■ **Extracted data entries**:

━━━━━━━━━━

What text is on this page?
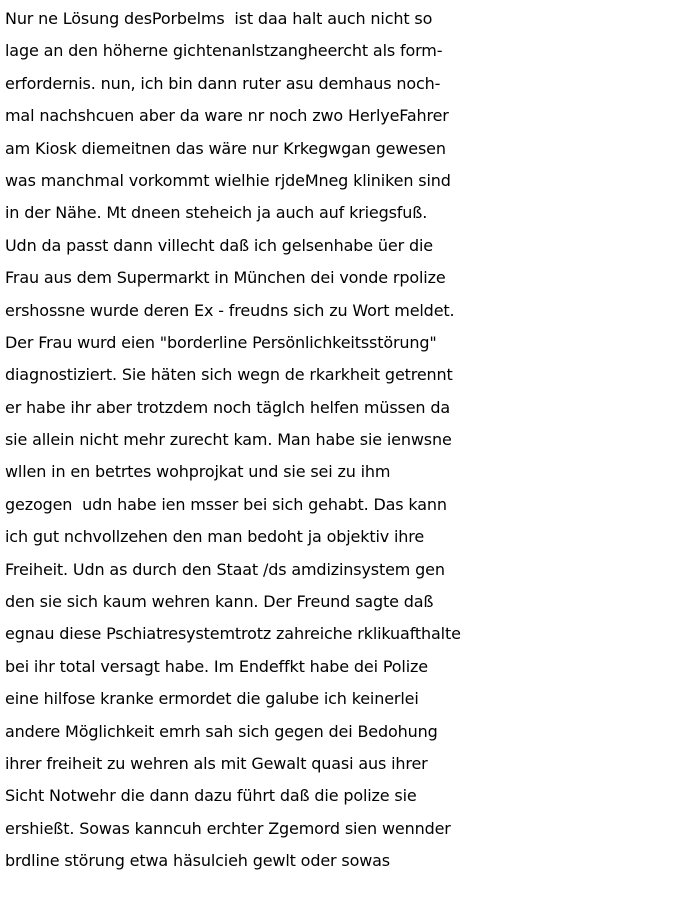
Nur ne Lösung desPorbelms  ist daa halt auch nicht so
lage an den höherne gichtenanlstzangheercht als form-
erfordernis. nun, ich bin dann ruter asu demhaus noch-
mal nachshcuen aber da ware nr noch zwo HerlyeFahrer
am Kiosk diemeitnen das wäre nur Krkegwgan gewesen
was manchmal vorkommt wielhie rjdeMneg kliniken sind
in der Nähe. Mt dneen steheich ja auch auf kriegsfuß.
Udn da passt dann villecht daß ich gelsenhabe üer die
Frau aus dem Supermarkt in München dei vonde rpolize
ershossne wurde deren Ex - freudns sich zu Wort meldet.
Der Frau wurd eien "borderline Persönlichkeitsstörung"
diagnostiziert. Sie häten sich wegn de rkarkheit getrennt
er habe ihr aber trotzdem noch täglch helfen müssen da
sie allein nicht mehr zurecht kam. Man habe sie ienwsne
wllen in en betrtes wohprojkat und sie sei zu ihm
gezogen  udn habe ien msser bei sich gehabt. Das kann
ich gut nchvollzehen den man bedoht ja objektiv ihre
Freiheit. Udn as durch den Staat /ds amdizinsystem gen
den sie sich kaum wehren kann. Der Freund sagte daß
egnau diese Pschiatresystemtrotz zahreiche rklikuafthalte
bei ihr total versagt habe. Im Endeffkt habe dei Polize
eine hilfose kranke ermordet die galube ich keinerlei
andere Möglichkeit emrh sah sich gegen dei Bedohung
ihrer freiheit zu wehren als mit Gewalt quasi aus ihrer
Sicht Notwehr die dann dazu führt daß die polize sie
ershießt. Sowas kanncuh erchter Zgemord sien wennder
brdline störung etwa häsulcieh gewlt oder sowas
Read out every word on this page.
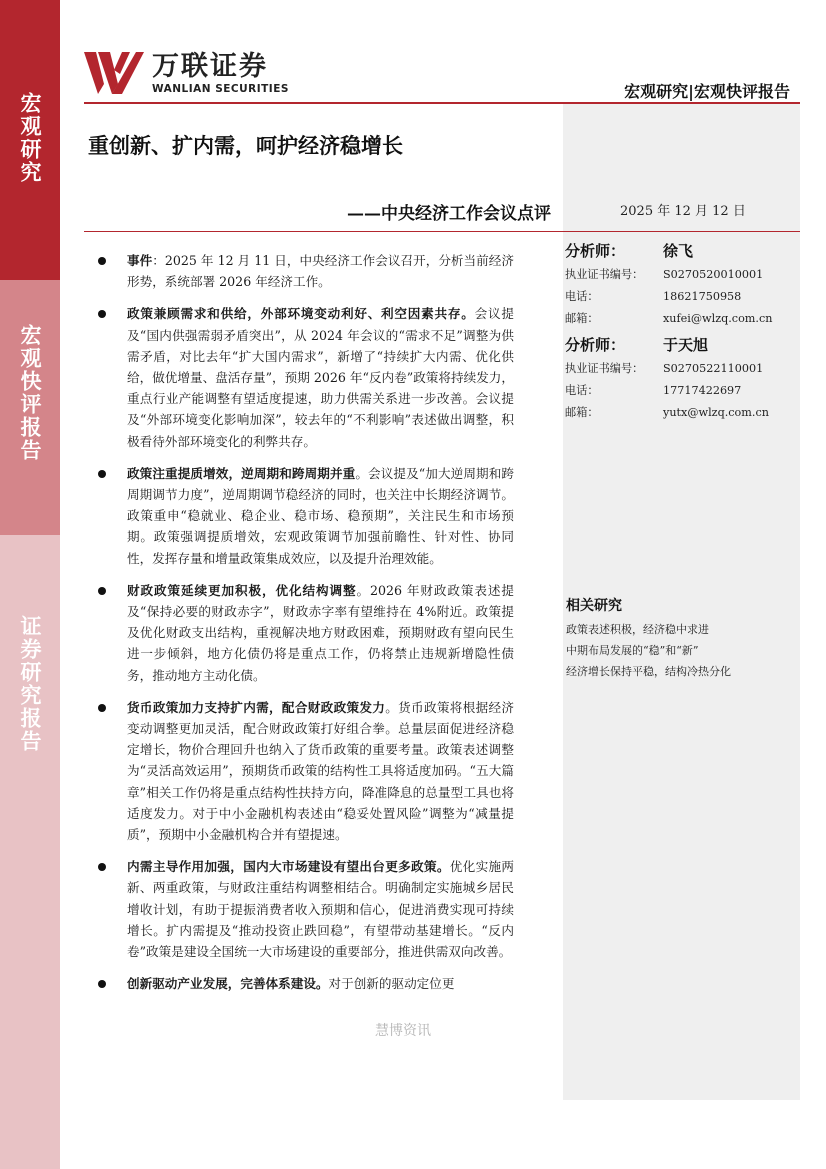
宏观研究
宏观快评报告
证券研究报告
万联证券
WANLIAN SECURITIES	宏观研究|宏观快评报告
重创新、扩内需，呵护经济稳增长
——中央经济工作会议点评	2025 年 12 月 12 日
事件：2025 年 12 月 11 日，中央经济工作会议召开，分析当前经济形势，系统部署 2026 年经济工作。
政策兼顾需求和供给，外部环境变动利好、利空因素共存。会议提及“国内供强需弱矛盾突出”，从 2024 年会议的“需求不足”调整为供需矛盾，对比去年“扩大国内需求”，新增了“持续扩大内需、优化供给，做优增量、盘活存量”，预期 2026 年“反内卷”政策将持续发力，重点行业产能调整有望适度提速，助力供需关系进一步改善。会议提及“外部环境变化影响加深”，较去年的“不利影响”表述做出调整，积极看待外部环境变化的利弊共存。
政策注重提质增效，逆周期和跨周期并重。会议提及“加大逆周期和跨周期调节力度”，逆周期调节稳经济的同时，也关注中长期经济调节。政策重申“稳就业、稳企业、稳市场、稳预期”，关注民生和市场预期。政策强调提质增效，宏观政策调节加强前瞻性、针对性、协同性，发挥存量和增量政策集成效应，以及提升治理效能。
财政政策延续更加积极，优化结构调整。2026 年财政政策表述提及“保持必要的财政赤字”，财政赤字率有望维持在 4%附近。政策提及优化财政支出结构，重视解决地方财政困难，预期财政有望向民生进一步倾斜，地方化债仍将是重点工作，仍将禁止违规新增隐性债务，推动地方主动化债。
货币政策加力支持扩内需，配合财政政策发力。货币政策将根据经济变动调整更加灵活，配合财政政策打好组合拳。总量层面促进经济稳定增长，物价合理回升也纳入了货币政策的重要考量。政策表述调整为“灵活高效运用”，预期货币政策的结构性工具将适度加码。“五大篇章”相关工作仍将是重点结构性扶持方向，降准降息的总量型工具也将适度发力。对于中小金融机构表述由“稳妥处置风险”调整为“减量提质”，预期中小金融机构合并有望提速。
内需主导作用加强，国内大市场建设有望出台更多政策。优化实施两新、两重政策，与财政注重结构调整相结合。明确制定实施城乡居民增收计划，有助于提振消费者收入预期和信心，促进消费实现可持续增长。扩内需提及“推动投资止跌回稳”，有望带动基建增长。“反内卷”政策是建设全国统一大市场建设的重要部分，推进供需双向改善。
创新驱动产业发展，完善体系建设。对于创新的驱动定位更
分析师：	徐飞
执业证书编号：	S0270520010001
电话：	18621750958
邮箱：	xufei@wlzq.com.cn
分析师：	于天旭
执业证书编号：	S0270522110001
电话：	17717422697
邮箱：	yutx@wlzq.com.cn
相关研究
政策表述积极，经济稳中求进
中期布局发展的“稳”和“新”
经济增长保持平稳，结构冷热分化
慧博资讯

━━━━━━━━━━

■ **What needs to be done**: Write out all the records again, exactly, minus any pictures.

■ **The output**:
What text is on this page?
Nur ne Lösung desPorbelms  ist daa halt auch nicht so
lage an den höherne gichtenanlstzangheercht als form-
erfordernis. nun, ich bin dann ruter asu demhaus noch-
mal nachshcuen aber da ware nr noch zwo HerlyeFahrer
am Kiosk diemeitnen das wäre nur Krkegwgan gewesen
was manchmal vorkommt wielhie rjdeMneg kliniken sind
in der Nähe. Mt dneen steheich ja auch auf kriegsfuß.
Udn da passt dann villecht daß ich gelsenhabe üer die
Frau aus dem Supermarkt in München dei vonde rpolize
ershossne wurde deren Ex - freudns sich zu Wort meldet.
Der Frau wurd eien "borderline Persönlichkeitsstörung"
diagnostiziert. Sie häten sich wegn de rkarkheit getrennt
er habe ihr aber trotzdem noch täglch helfen müssen da
sie allein nicht mehr zurecht kam. Man habe sie ienwsne
wllen in en betrtes wohprojkat und sie sei zu ihm
gezogen  udn habe ien msser bei sich gehabt. Das kann
ich gut nchvollzehen den man bedoht ja objektiv ihre
Freiheit. Udn as durch den Staat /ds amdizinsystem gen
den sie sich kaum wehren kann. Der Freund sagte daß
egnau diese Pschiatresystemtrotz zahreiche rklikuafthalte
bei ihr total versagt habe. Im Endeffkt habe dei Polize
eine hilfose kranke ermordet die galube ich keinerlei
andere Möglichkeit emrh sah sich gegen dei Bedohung
ihrer freiheit zu wehren als mit Gewalt quasi aus ihrer
Sicht Notwehr die dann dazu führt daß die polize sie
ershießt. Sowas kanncuh erchter Zgemord sien wennder
brdline störung etwa häsulcieh gewlt oder sowas
Read out every word on this page.
宏观研究
宏观快评报告
证券研究报告
万联证券
WANLIAN SECURITIES	宏观研究|宏观快评报告
重创新、扩内需，呵护经济稳增长
——中央经济工作会议点评	2025 年 12 月 12 日
事件：2025 年 12 月 11 日，中央经济工作会议召开，分析当前经济形势，系统部署 2026 年经济工作。
政策兼顾需求和供给，外部环境变动利好、利空因素共存。会议提及“国内供强需弱矛盾突出”，从 2024 年会议的“需求不足”调整为供需矛盾，对比去年“扩大国内需求”，新增了“持续扩大内需、优化供给，做优增量、盘活存量”，预期 2026 年“反内卷”政策将持续发力，重点行业产能调整有望适度提速，助力供需关系进一步改善。会议提及“外部环境变化影响加深”，较去年的“不利影响”表述做出调整，积极看待外部环境变化的利弊共存。
政策注重提质增效，逆周期和跨周期并重。会议提及“加大逆周期和跨周期调节力度”，逆周期调节稳经济的同时，也关注中长期经济调节。政策重申“稳就业、稳企业、稳市场、稳预期”，关注民生和市场预期。政策强调提质增效，宏观政策调节加强前瞻性、针对性、协同性，发挥存量和增量政策集成效应，以及提升治理效能。
财政政策延续更加积极，优化结构调整。2026 年财政政策表述提及“保持必要的财政赤字”，财政赤字率有望维持在 4%附近。政策提及优化财政支出结构，重视解决地方财政困难，预期财政有望向民生进一步倾斜，地方化债仍将是重点工作，仍将禁止违规新增隐性债务，推动地方主动化债。
货币政策加力支持扩内需，配合财政政策发力。货币政策将根据经济变动调整更加灵活，配合财政政策打好组合拳。总量层面促进经济稳定增长，物价合理回升也纳入了货币政策的重要考量。政策表述调整为“灵活高效运用”，预期货币政策的结构性工具将适度加码。“五大篇章”相关工作仍将是重点结构性扶持方向，降准降息的总量型工具也将适度发力。对于中小金融机构表述由“稳妥处置风险”调整为“减量提质”，预期中小金融机构合并有望提速。
内需主导作用加强，国内大市场建设有望出台更多政策。优化实施两新、两重政策，与财政注重结构调整相结合。明确制定实施城乡居民增收计划，有助于提振消费者收入预期和信心，促进消费实现可持续增长。扩内需提及“推动投资止跌回稳”，有望带动基建增长。“反内卷”政策是建设全国统一大市场建设的重要部分，推进供需双向改善。
创新驱动产业发展，完善体系建设。对于创新的驱动定位更
分析师：	徐飞
执业证书编号：	S0270520010001
电话：	18621750958
邮箱：	xufei@wlzq.com.cn
分析师：	于天旭
执业证书编号：	S0270522110001
电话：	17717422697
邮箱：	yutx@wlzq.com.cn
相关研究
政策表述积极，经济稳中求进
中期布局发展的“稳”和“新”
经济增长保持平稳，结构冷热分化
慧博资讯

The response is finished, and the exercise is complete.